__EXERCISE DETAILS__
Transcribe the listing verbatim. Do not carry over any pictures.

Begin DATA SHOWN

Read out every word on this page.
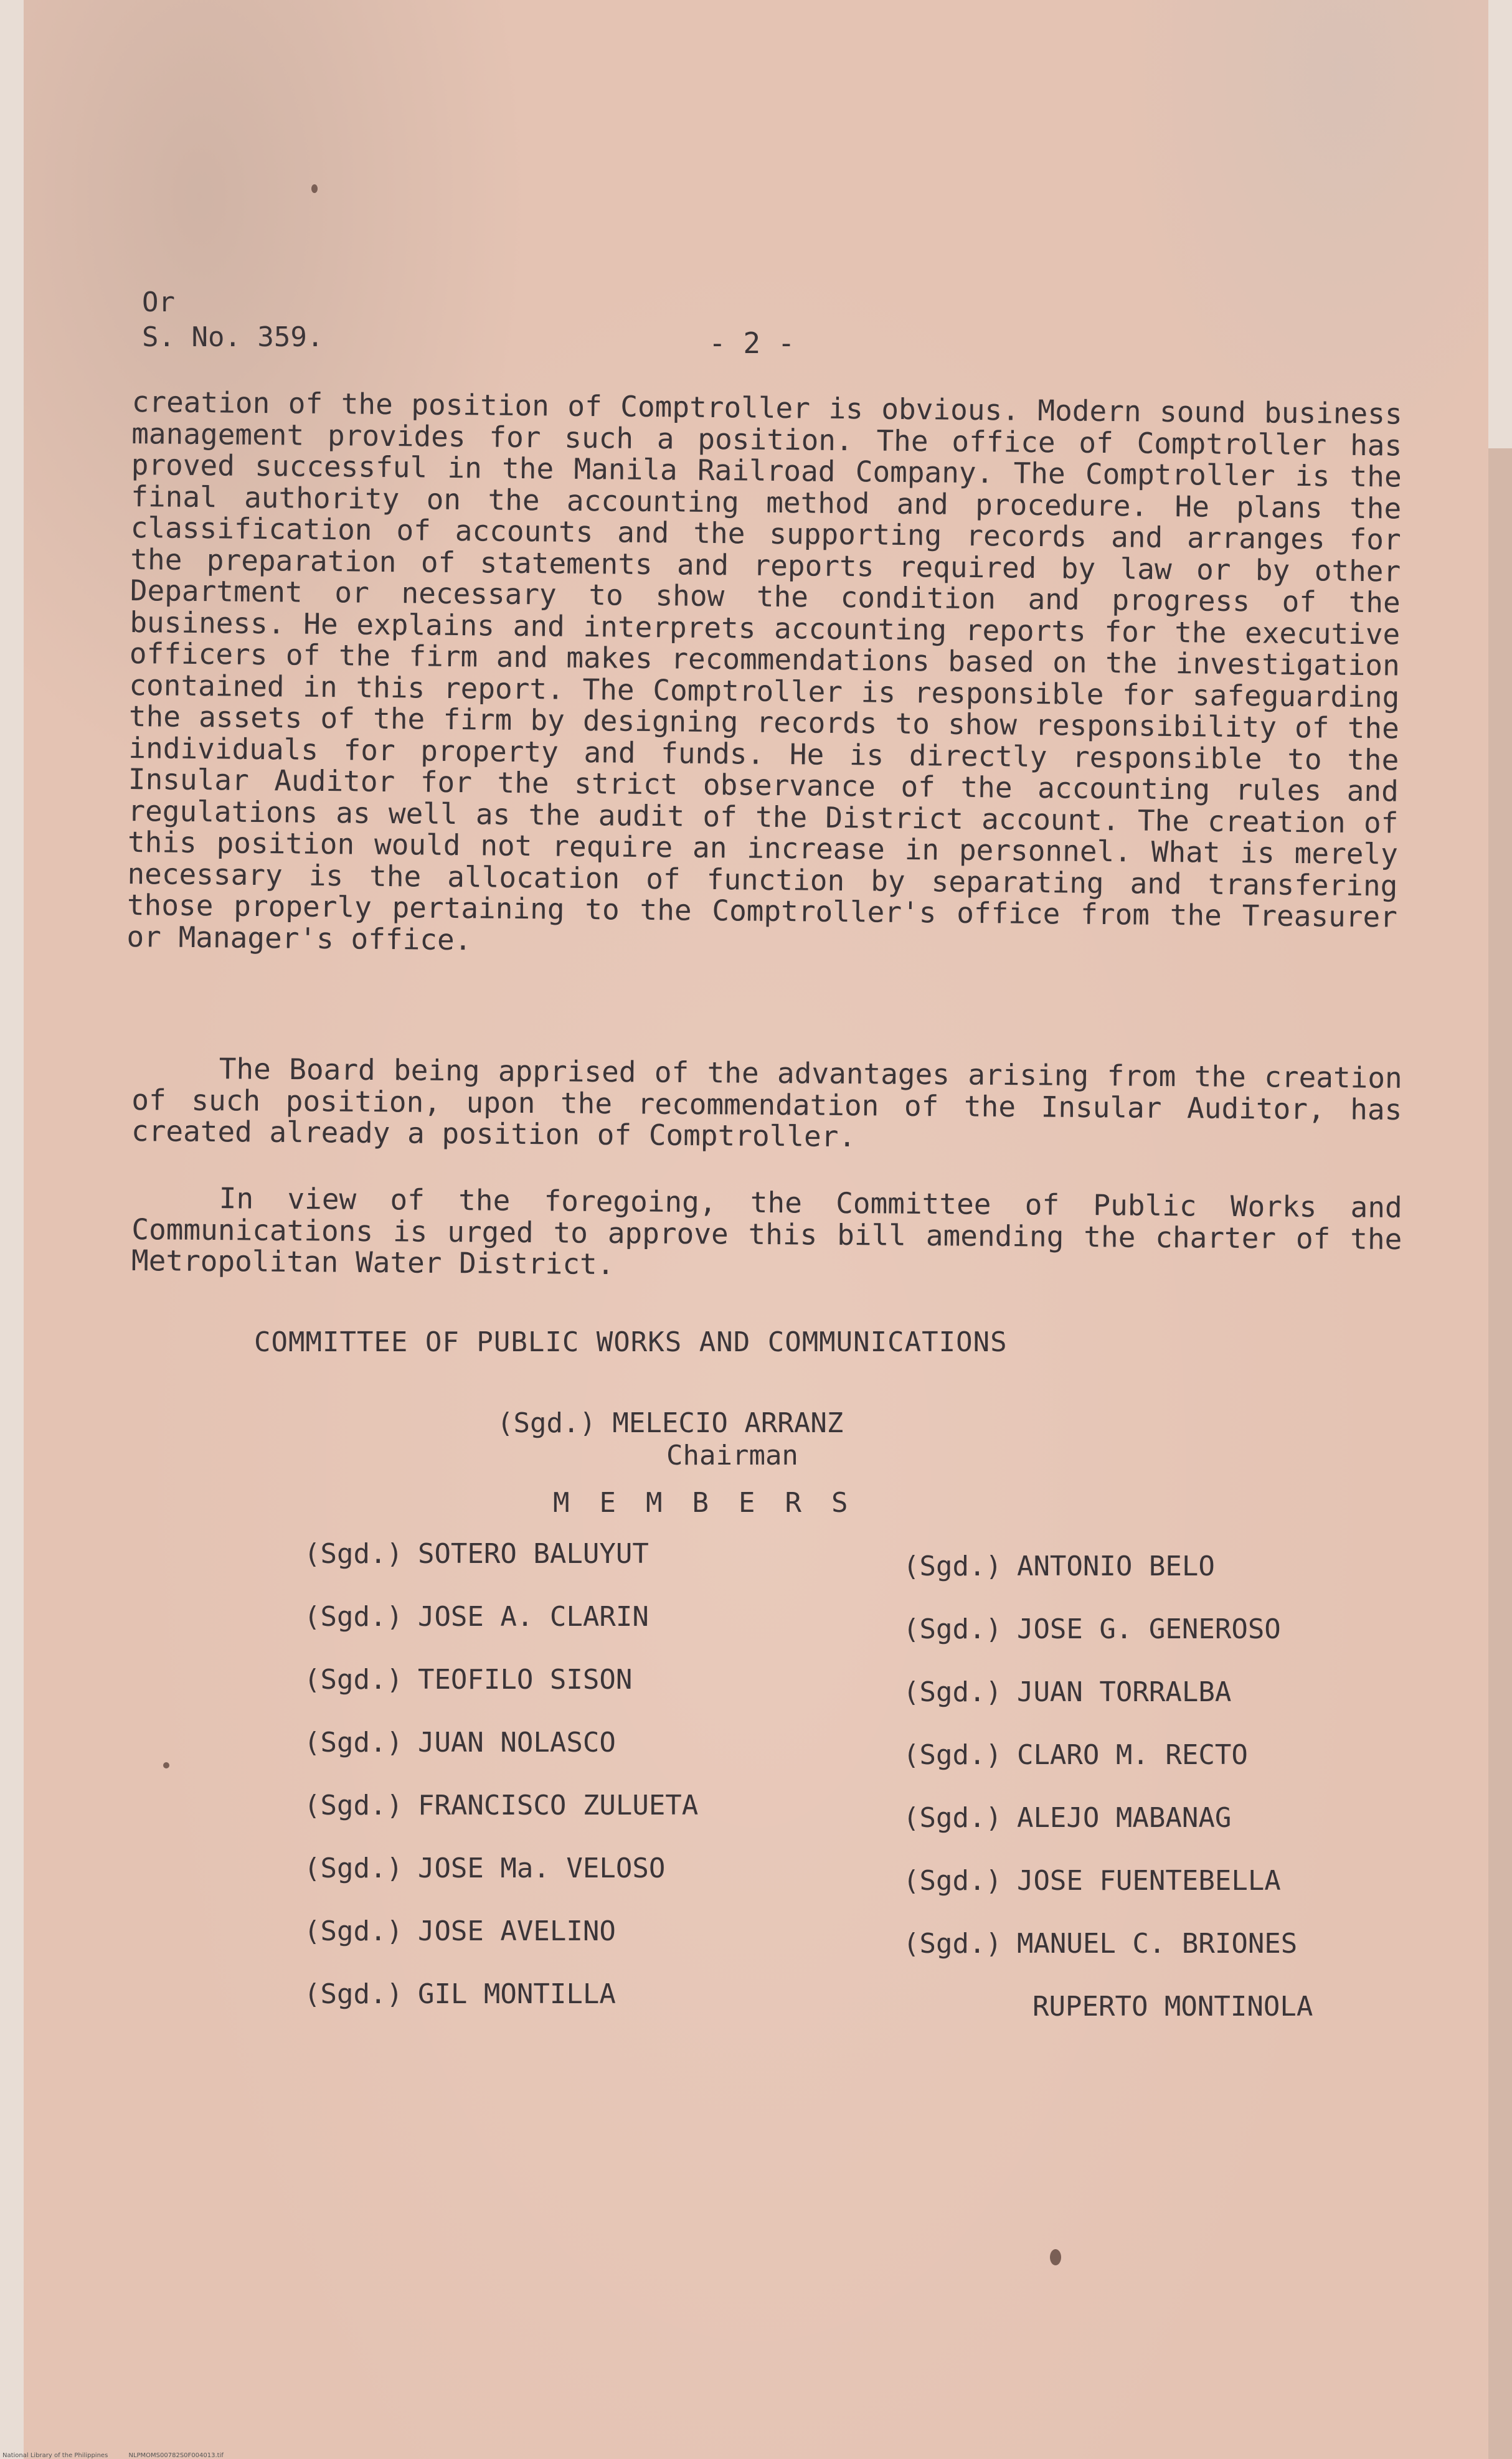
Or
S. No. 359.	- 2 -

creation of the position of Comptroller is obvious. Modern sound business management provides for such a position. The office of Comptroller has proved successful in the Manila Railroad Company. The Comptroller is the final authority on the accounting method and procedure. He plans the classification of accounts and the supporting records and arranges for the preparation of statements and reports required by law or by other Department or necessary to show the condition and progress of the business. He explains and interprets accounting reports for the executive officers of the firm and makes recommendations based on the investigation contained in this report. The Comptroller is responsible for safeguarding the assets of the firm by designing records to show responsibility of the individuals for property and funds. He is directly responsible to the Insular Auditor for the strict observance of the accounting rules and regulations as well as the audit of the District account. The creation of this position would not require an increase in personnel. What is merely necessary is the allocation of function by separating and transfering those properly pertaining to the Comptroller's office from the Treasurer or Manager's office.

The Board being apprised of the advantages arising from the creation of such position, upon the recommendation of the Insular Auditor, has created already a position of Comptroller.

In view of the foregoing, the Committee of Public Works and Communications is urged to approve this bill amending the charter of the Metropolitan Water District.

COMMITTEE OF PUBLIC WORKS AND COMMUNICATIONS
(Sgd.) MELECIO ARRANZ
Chairman
MEMBERS
(Sgd.) SOTERO BALUYUT
(Sgd.) JOSE A. CLARIN
(Sgd.) TEOFILO SISON
(Sgd.) JUAN NOLASCO
(Sgd.) FRANCISCO ZULUETA
(Sgd.) JOSE Ma. VELOSO
(Sgd.) JOSE AVELINO
(Sgd.) GIL MONTILLA
(Sgd.) ANTONIO BELO
(Sgd.) JOSE G. GENEROSO
(Sgd.) JUAN TORRALBA
(Sgd.) CLARO M. RECTO
(Sgd.) ALEJO MABANAG
(Sgd.) JOSE FUENTEBELLA
(Sgd.) MANUEL C. BRIONES
RUPERTO MONTINOLA
National Library of the Philippines	NLPMOMS00782S0F004013.tif
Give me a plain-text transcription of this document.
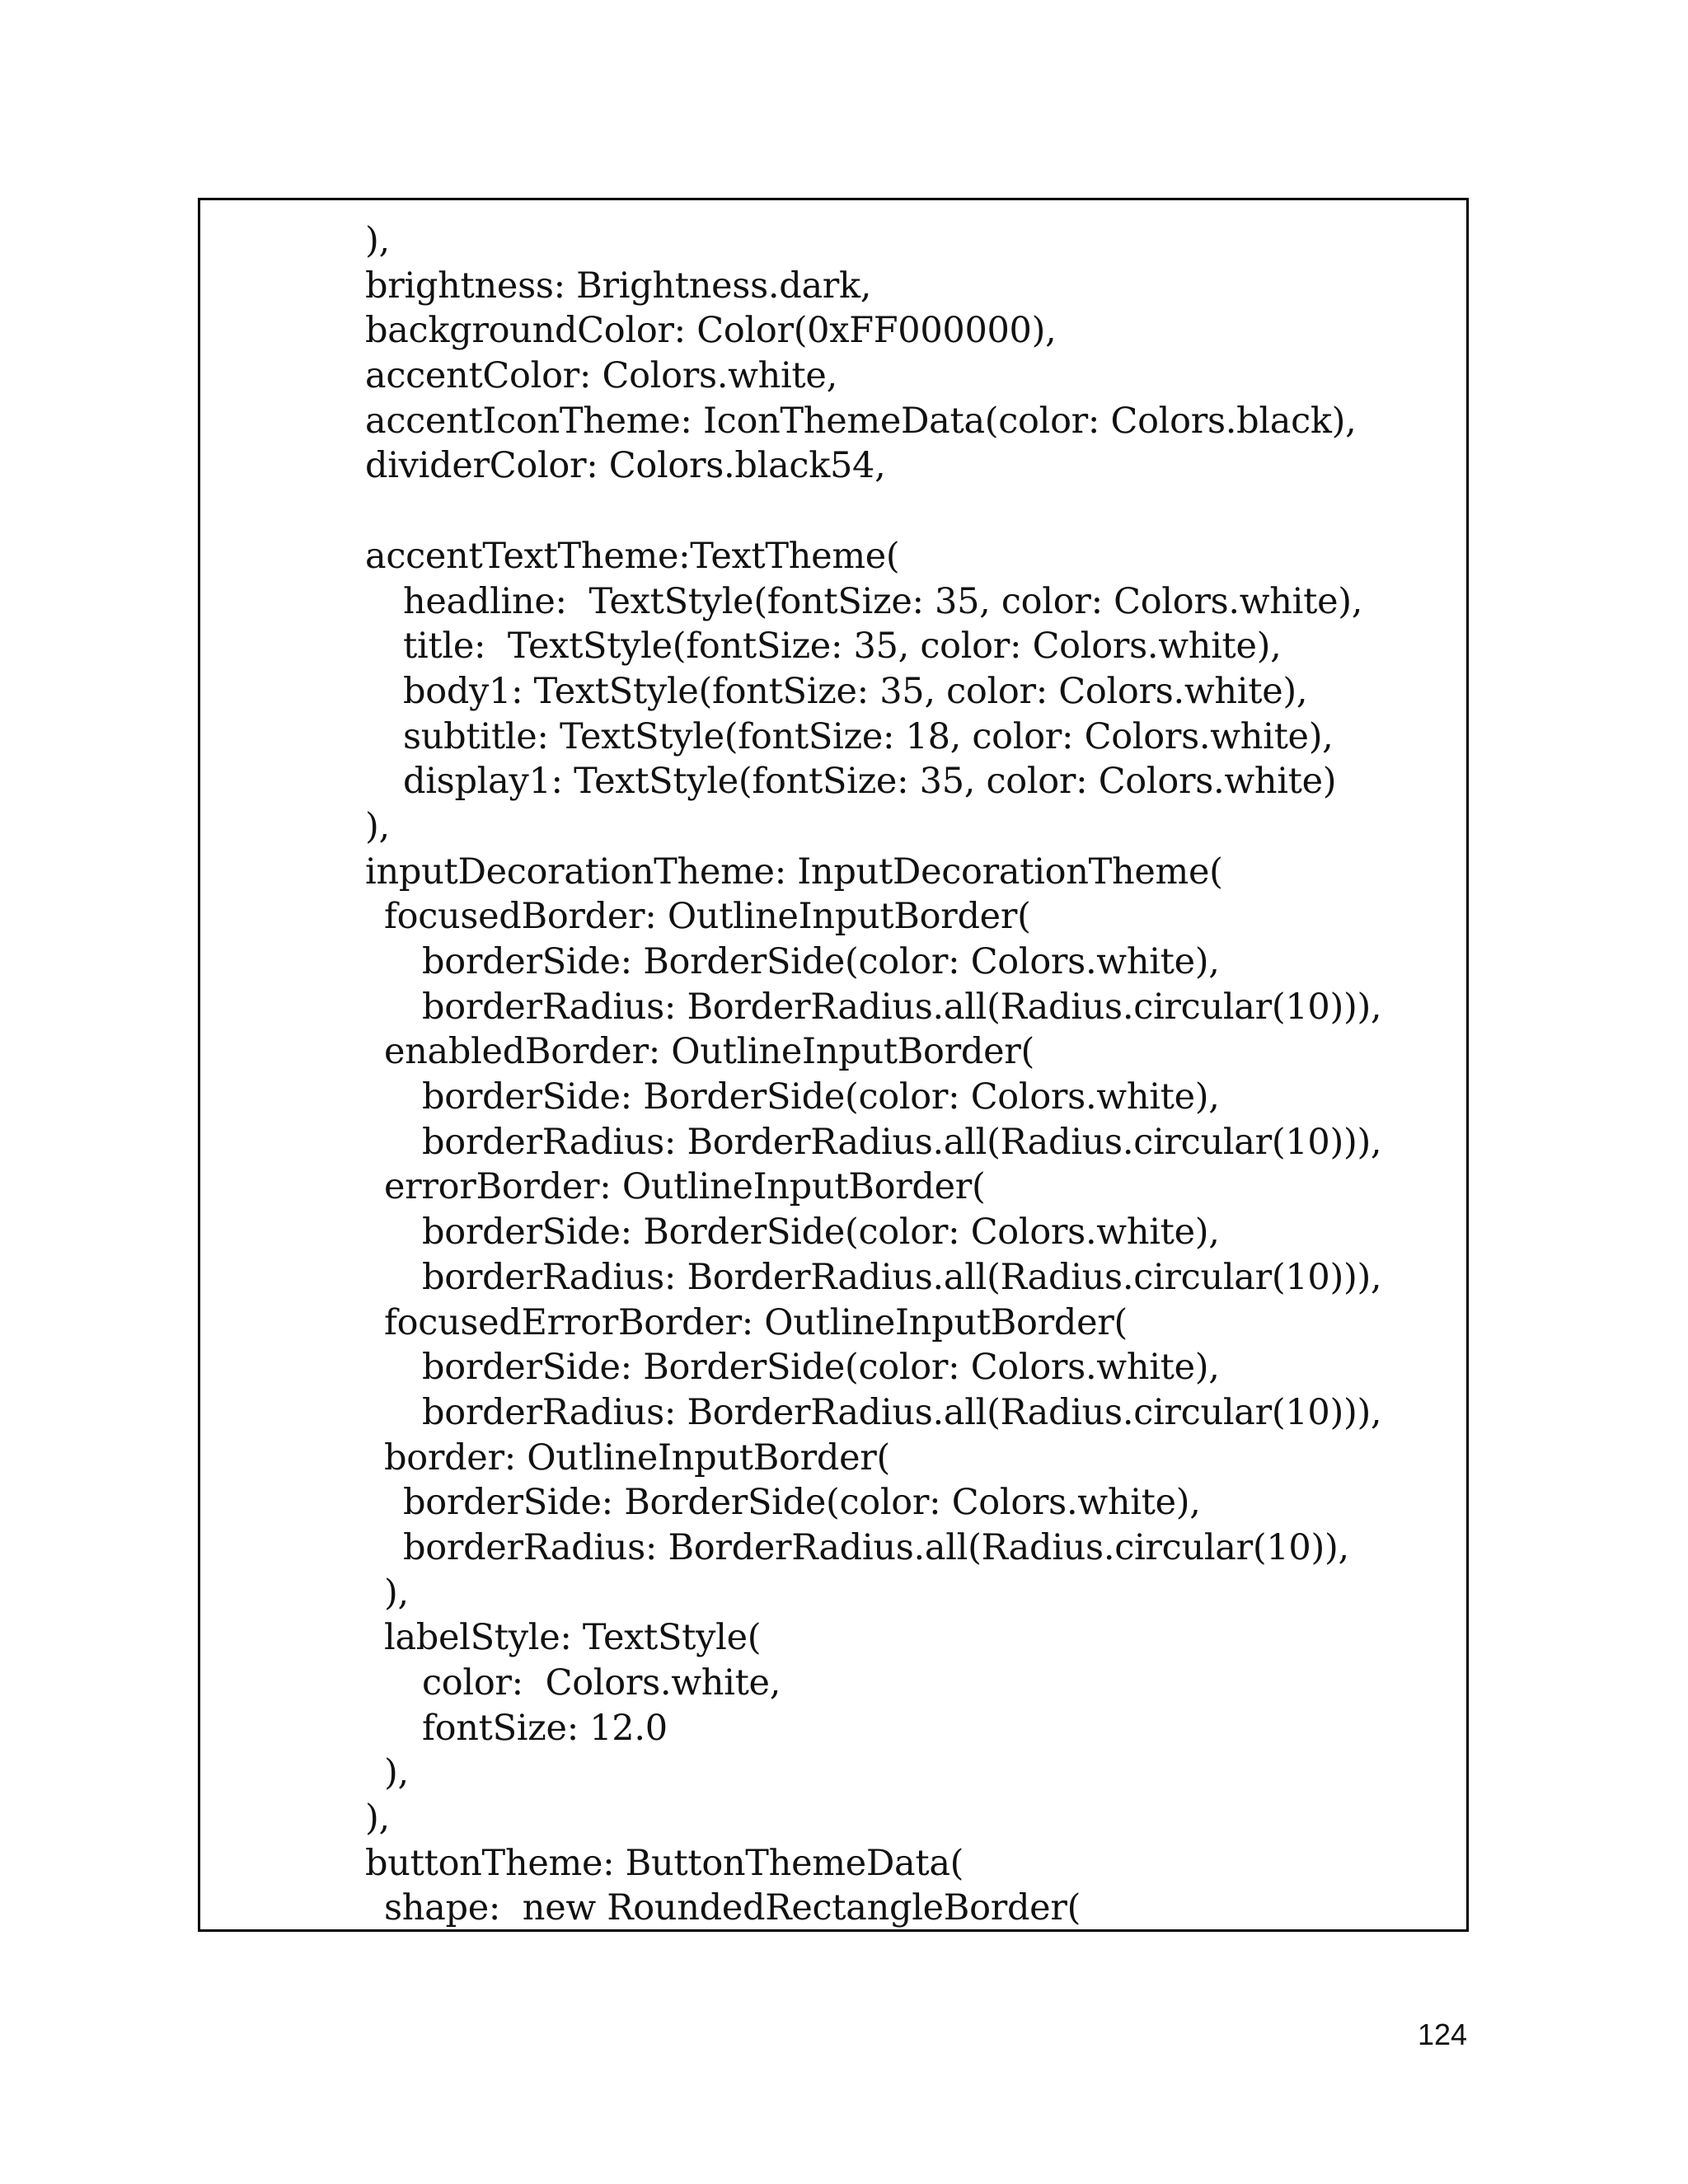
),
brightness: Brightness.dark,
backgroundColor: Color(0xFF000000),
accentColor: Colors.white,
accentIconTheme: IconThemeData(color: Colors.black),
dividerColor: Colors.black54,
accentTextTheme:TextTheme(
headline:  TextStyle(fontSize: 35, color: Colors.white),
title:  TextStyle(fontSize: 35, color: Colors.white),
body1: TextStyle(fontSize: 35, color: Colors.white),
subtitle: TextStyle(fontSize: 18, color: Colors.white),
display1: TextStyle(fontSize: 35, color: Colors.white)
),
inputDecorationTheme: InputDecorationTheme(
focusedBorder: OutlineInputBorder(
borderSide: BorderSide(color: Colors.white),
borderRadius: BorderRadius.all(Radius.circular(10))),
enabledBorder: OutlineInputBorder(
borderSide: BorderSide(color: Colors.white),
borderRadius: BorderRadius.all(Radius.circular(10))),
errorBorder: OutlineInputBorder(
borderSide: BorderSide(color: Colors.white),
borderRadius: BorderRadius.all(Radius.circular(10))),
focusedErrorBorder: OutlineInputBorder(
borderSide: BorderSide(color: Colors.white),
borderRadius: BorderRadius.all(Radius.circular(10))),
border: OutlineInputBorder(
borderSide: BorderSide(color: Colors.white),
borderRadius: BorderRadius.all(Radius.circular(10)),
),
labelStyle: TextStyle(
color:  Colors.white,
fontSize: 12.0
),
),
buttonTheme: ButtonThemeData(
shape:  new RoundedRectangleBorder(
124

End DATA SHOWN

__EXERCISE ANSWER__
Read out every word on this page.
Or
S. No. 359.	- 2 -

creation of the position of Comptroller is obvious. Modern sound business management provides for such a position. The office of Comptroller has proved successful in the Manila Railroad Company. The Comptroller is the final authority on the accounting method and procedure. He plans the classification of accounts and the supporting records and arranges for the preparation of statements and reports required by law or by other Department or necessary to show the condition and progress of the business. He explains and interprets accounting reports for the executive officers of the firm and makes recommendations based on the investigation contained in this report. The Comptroller is responsible for safeguarding the assets of the firm by designing records to show responsibility of the individuals for property and funds. He is directly responsible to the Insular Auditor for the strict observance of the accounting rules and regulations as well as the audit of the District account. The creation of this position would not require an increase in personnel. What is merely necessary is the allocation of function by separating and transfering those properly pertaining to the Comptroller's office from the Treasurer or Manager's office.

The Board being apprised of the advantages arising from the creation of such position, upon the recommendation of the Insular Auditor, has created already a position of Comptroller.

In view of the foregoing, the Committee of Public Works and Communications is urged to approve this bill amending the charter of the Metropolitan Water District.

COMMITTEE OF PUBLIC WORKS AND COMMUNICATIONS
(Sgd.) MELECIO ARRANZ
Chairman
MEMBERS
(Sgd.) SOTERO BALUYUT
(Sgd.) JOSE A. CLARIN
(Sgd.) TEOFILO SISON
(Sgd.) JUAN NOLASCO
(Sgd.) FRANCISCO ZULUETA
(Sgd.) JOSE Ma. VELOSO
(Sgd.) JOSE AVELINO
(Sgd.) GIL MONTILLA
(Sgd.) ANTONIO BELO
(Sgd.) JOSE G. GENEROSO
(Sgd.) JUAN TORRALBA
(Sgd.) CLARO M. RECTO
(Sgd.) ALEJO MABANAG
(Sgd.) JOSE FUENTEBELLA
(Sgd.) MANUEL C. BRIONES
RUPERTO MONTINOLA
National Library of the Philippines	NLPMOMS00782S0F004013.tif
Give me a plain-text transcription of this document.
),
brightness: Brightness.dark,
backgroundColor: Color(0xFF000000),
accentColor: Colors.white,
accentIconTheme: IconThemeData(color: Colors.black),
dividerColor: Colors.black54,
accentTextTheme:TextTheme(
headline:  TextStyle(fontSize: 35, color: Colors.white),
title:  TextStyle(fontSize: 35, color: Colors.white),
body1: TextStyle(fontSize: 35, color: Colors.white),
subtitle: TextStyle(fontSize: 18, color: Colors.white),
display1: TextStyle(fontSize: 35, color: Colors.white)
),
inputDecorationTheme: InputDecorationTheme(
focusedBorder: OutlineInputBorder(
borderSide: BorderSide(color: Colors.white),
borderRadius: BorderRadius.all(Radius.circular(10))),
enabledBorder: OutlineInputBorder(
borderSide: BorderSide(color: Colors.white),
borderRadius: BorderRadius.all(Radius.circular(10))),
errorBorder: OutlineInputBorder(
borderSide: BorderSide(color: Colors.white),
borderRadius: BorderRadius.all(Radius.circular(10))),
focusedErrorBorder: OutlineInputBorder(
borderSide: BorderSide(color: Colors.white),
borderRadius: BorderRadius.all(Radius.circular(10))),
border: OutlineInputBorder(
borderSide: BorderSide(color: Colors.white),
borderRadius: BorderRadius.all(Radius.circular(10)),
),
labelStyle: TextStyle(
color:  Colors.white,
fontSize: 12.0
),
),
buttonTheme: ButtonThemeData(
shape:  new RoundedRectangleBorder(
124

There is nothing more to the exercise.